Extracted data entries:
-*-

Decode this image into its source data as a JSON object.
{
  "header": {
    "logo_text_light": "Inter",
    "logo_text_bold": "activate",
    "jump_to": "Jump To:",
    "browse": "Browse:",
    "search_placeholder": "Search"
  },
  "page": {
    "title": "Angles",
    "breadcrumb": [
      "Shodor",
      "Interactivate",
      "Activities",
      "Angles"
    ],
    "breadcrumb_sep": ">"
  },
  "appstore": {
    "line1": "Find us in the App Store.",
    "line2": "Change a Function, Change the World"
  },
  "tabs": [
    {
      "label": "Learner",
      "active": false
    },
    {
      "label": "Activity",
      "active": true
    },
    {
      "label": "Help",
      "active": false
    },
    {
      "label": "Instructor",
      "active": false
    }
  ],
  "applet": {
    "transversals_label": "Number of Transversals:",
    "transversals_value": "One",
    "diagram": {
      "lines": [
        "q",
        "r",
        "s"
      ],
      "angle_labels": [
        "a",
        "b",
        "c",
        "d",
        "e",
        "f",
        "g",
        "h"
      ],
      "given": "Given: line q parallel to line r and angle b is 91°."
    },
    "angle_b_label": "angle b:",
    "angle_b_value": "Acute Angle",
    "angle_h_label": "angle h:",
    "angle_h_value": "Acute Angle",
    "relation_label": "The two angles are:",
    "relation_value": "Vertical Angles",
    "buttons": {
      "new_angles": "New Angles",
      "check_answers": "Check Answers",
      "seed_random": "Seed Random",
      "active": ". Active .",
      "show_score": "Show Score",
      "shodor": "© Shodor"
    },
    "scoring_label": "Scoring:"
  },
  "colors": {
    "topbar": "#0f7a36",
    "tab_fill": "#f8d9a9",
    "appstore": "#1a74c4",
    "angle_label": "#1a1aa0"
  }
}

-*-

What the task asks ::
Extract the complete listing verbatim.

Expected output ::
Decode this image into its source data as a JSON object.
{
  "header": {
    "logo_text_light": "Inter",
    "logo_text_bold": "activate",
    "jump_to": "Jump To:",
    "browse": "Browse:",
    "search_placeholder": "Search"
  },
  "page": {
    "title": "Angles",
    "breadcrumb": [
      "Shodor",
      "Interactivate",
      "Activities",
      "Angles"
    ],
    "breadcrumb_sep": ">"
  },
  "appstore": {
    "line1": "Find us in the App Store.",
    "line2": "Change a Function, Change the World"
  },
  "tabs": [
    {
      "label": "Learner",
      "active": false
    },
    {
      "label": "Activity",
      "active": true
    },
    {
      "label": "Help",
      "active": false
    },
    {
      "label": "Instructor",
      "active": false
    }
  ],
  "applet": {
    "transversals_label": "Number of Transversals:",
    "transversals_value": "One",
    "diagram": {
      "lines": [
        "q",
        "r",
        "s"
      ],
      "angle_labels": [
        "a",
        "b",
        "c",
        "d",
        "e",
        "f",
        "g",
        "h"
      ],
      "given": "Given: line q parallel to line r and angle b is 91°."
    },
    "angle_b_label": "angle b:",
    "angle_b_value": "Acute Angle",
    "angle_h_label": "angle h:",
    "angle_h_value": "Acute Angle",
    "relation_label": "The two angles are:",
    "relation_value": "Vertical Angles",
    "buttons": {
      "new_angles": "New Angles",
      "check_answers": "Check Answers",
      "seed_random": "Seed Random",
      "active": ". Active .",
      "show_score": "Show Score",
      "shodor": "© Shodor"
    },
    "scoring_label": "Scoring:"
  },
  "colors": {
    "topbar": "#0f7a36",
    "tab_fill": "#f8d9a9",
    "appstore": "#1a74c4",
    "angle_label": "#1a1aa0"
  }
}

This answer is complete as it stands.